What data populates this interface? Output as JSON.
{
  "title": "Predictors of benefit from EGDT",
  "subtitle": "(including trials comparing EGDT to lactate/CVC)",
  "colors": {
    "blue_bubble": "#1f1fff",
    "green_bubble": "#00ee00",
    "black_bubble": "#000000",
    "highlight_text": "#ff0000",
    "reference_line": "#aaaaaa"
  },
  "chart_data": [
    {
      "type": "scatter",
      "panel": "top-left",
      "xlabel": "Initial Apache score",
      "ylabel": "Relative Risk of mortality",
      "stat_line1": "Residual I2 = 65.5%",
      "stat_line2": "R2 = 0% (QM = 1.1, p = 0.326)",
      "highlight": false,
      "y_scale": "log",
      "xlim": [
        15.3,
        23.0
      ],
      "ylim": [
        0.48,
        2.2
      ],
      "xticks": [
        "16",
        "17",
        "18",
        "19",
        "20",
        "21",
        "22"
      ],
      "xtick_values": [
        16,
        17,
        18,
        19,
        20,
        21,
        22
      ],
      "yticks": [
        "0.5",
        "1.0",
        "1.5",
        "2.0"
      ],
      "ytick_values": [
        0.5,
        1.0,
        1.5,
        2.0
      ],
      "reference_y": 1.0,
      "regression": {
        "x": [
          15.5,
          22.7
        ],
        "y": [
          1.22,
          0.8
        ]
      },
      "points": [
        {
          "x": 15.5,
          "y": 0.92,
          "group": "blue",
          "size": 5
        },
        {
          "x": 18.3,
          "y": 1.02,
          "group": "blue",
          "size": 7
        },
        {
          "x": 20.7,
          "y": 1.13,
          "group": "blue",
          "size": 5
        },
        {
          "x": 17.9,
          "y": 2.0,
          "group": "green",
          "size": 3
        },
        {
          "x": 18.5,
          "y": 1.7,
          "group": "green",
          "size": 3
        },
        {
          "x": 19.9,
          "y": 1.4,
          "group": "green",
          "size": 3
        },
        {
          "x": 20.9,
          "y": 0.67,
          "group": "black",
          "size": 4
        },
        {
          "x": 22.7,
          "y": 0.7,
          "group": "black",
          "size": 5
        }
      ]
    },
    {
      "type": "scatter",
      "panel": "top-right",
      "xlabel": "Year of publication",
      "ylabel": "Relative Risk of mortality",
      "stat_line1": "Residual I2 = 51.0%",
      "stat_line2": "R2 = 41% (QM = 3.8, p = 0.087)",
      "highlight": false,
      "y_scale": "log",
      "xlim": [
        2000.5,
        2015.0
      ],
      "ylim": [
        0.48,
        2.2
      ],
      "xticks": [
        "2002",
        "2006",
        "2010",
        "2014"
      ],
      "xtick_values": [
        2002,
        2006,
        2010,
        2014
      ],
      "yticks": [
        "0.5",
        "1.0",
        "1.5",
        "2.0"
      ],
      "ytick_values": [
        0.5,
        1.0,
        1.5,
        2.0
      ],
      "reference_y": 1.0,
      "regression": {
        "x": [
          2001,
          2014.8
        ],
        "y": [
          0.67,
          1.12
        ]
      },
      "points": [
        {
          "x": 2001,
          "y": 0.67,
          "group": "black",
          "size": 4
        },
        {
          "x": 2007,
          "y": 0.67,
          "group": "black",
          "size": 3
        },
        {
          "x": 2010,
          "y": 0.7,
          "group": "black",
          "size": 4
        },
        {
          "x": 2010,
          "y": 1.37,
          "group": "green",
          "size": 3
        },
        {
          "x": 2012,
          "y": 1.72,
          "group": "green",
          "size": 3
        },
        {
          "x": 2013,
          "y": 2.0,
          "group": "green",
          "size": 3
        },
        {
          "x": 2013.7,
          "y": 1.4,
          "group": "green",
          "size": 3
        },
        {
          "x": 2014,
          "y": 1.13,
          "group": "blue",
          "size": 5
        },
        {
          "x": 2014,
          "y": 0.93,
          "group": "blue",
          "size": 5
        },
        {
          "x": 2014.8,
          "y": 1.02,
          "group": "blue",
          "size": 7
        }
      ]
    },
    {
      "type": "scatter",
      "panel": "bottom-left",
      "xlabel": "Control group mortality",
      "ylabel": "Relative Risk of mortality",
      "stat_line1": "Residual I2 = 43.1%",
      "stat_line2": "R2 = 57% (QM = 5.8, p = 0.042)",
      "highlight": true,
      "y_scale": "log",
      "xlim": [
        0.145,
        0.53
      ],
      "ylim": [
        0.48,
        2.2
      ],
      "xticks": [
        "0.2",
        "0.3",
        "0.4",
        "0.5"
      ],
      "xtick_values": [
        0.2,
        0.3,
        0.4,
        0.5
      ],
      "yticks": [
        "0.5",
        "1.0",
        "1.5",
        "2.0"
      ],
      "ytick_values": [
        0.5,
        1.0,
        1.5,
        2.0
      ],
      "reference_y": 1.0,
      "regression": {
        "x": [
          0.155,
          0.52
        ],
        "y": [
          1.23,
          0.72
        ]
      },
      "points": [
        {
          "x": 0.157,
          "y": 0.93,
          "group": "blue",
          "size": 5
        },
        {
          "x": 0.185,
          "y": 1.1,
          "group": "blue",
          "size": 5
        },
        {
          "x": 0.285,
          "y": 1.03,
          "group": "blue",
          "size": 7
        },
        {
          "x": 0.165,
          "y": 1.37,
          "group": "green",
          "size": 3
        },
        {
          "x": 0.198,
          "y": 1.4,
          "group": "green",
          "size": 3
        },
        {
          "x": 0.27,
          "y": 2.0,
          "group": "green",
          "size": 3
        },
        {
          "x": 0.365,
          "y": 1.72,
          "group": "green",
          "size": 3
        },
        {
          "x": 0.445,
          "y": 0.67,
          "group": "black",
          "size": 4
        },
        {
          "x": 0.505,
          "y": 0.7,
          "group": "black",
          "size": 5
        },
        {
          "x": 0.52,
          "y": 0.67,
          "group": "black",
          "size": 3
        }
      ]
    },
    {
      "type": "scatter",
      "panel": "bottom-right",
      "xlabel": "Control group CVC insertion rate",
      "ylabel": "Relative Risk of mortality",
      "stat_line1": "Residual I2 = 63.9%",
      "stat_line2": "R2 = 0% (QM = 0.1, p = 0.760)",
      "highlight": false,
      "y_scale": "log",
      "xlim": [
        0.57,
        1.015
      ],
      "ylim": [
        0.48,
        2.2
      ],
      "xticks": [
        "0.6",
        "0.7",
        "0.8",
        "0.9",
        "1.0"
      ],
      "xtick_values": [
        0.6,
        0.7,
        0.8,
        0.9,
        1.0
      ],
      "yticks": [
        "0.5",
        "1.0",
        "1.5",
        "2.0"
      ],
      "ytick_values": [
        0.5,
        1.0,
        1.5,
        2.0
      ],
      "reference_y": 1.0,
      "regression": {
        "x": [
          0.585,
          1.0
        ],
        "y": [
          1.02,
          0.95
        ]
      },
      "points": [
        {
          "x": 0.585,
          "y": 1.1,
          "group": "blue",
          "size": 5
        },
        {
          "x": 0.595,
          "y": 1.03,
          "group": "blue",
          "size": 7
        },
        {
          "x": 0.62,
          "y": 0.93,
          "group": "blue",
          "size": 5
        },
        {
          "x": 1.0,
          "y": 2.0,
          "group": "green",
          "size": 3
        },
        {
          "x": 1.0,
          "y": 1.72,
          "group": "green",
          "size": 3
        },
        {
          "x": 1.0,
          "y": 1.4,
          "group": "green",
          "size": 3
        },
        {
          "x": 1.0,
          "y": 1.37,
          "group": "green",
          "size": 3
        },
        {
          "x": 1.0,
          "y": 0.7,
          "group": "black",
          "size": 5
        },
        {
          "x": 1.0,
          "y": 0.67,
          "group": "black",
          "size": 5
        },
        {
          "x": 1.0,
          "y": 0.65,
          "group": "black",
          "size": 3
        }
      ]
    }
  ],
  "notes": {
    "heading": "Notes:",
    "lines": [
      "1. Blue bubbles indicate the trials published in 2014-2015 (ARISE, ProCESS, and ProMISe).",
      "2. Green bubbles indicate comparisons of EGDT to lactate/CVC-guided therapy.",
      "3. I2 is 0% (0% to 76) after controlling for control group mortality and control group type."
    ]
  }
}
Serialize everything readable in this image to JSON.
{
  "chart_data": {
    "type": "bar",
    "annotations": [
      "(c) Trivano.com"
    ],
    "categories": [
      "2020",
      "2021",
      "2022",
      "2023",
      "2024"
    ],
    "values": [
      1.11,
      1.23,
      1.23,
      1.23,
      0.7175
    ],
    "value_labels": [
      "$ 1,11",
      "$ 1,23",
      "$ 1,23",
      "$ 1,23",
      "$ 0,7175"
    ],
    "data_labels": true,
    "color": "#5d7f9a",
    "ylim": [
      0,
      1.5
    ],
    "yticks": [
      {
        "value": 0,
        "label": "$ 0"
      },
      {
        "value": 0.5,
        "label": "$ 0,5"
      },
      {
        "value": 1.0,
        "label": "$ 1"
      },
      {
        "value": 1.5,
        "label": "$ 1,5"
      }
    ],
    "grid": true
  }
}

____

■ **Request**
Using the listing above, work out how many of its lines include "true", and give only the result.

■ **Solution to the problem**
3